Stated task
Below are records. Copy every line with "JSON" in it.

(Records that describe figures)
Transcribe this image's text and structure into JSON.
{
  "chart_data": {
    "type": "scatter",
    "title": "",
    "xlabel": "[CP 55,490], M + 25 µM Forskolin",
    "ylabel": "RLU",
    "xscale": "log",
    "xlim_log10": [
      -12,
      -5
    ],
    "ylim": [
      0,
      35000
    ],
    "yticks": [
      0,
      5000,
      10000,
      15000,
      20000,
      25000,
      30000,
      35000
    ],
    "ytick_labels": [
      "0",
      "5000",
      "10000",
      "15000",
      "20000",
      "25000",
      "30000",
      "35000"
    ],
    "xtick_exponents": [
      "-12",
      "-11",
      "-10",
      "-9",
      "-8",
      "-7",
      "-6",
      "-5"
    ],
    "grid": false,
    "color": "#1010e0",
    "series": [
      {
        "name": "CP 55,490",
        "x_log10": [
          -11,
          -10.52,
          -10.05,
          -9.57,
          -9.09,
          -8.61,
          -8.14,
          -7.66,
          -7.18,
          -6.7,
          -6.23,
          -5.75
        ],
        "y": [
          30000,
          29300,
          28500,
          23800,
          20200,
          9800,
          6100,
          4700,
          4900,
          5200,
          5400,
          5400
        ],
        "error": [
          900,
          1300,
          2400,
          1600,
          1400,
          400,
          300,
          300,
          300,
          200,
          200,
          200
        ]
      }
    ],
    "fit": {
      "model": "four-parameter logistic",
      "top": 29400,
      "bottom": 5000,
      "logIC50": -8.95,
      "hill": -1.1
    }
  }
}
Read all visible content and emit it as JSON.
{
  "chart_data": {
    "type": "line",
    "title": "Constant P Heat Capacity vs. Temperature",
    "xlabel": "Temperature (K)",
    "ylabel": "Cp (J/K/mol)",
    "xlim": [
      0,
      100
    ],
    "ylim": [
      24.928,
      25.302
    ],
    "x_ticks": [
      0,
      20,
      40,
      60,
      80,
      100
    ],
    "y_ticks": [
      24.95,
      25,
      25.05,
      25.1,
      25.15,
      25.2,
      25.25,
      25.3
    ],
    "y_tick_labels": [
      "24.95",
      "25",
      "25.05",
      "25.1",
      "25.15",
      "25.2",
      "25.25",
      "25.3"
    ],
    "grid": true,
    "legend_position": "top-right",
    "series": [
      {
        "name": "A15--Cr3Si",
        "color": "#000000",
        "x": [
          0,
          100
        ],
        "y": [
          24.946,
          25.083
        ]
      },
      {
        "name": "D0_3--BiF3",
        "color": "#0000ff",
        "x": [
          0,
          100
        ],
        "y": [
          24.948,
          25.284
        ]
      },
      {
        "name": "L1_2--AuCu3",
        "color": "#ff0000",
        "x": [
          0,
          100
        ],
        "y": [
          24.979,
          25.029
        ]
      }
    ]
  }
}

Solution below
Transcribe this image's text and structure into JSON.
Read all visible content and emit it as JSON.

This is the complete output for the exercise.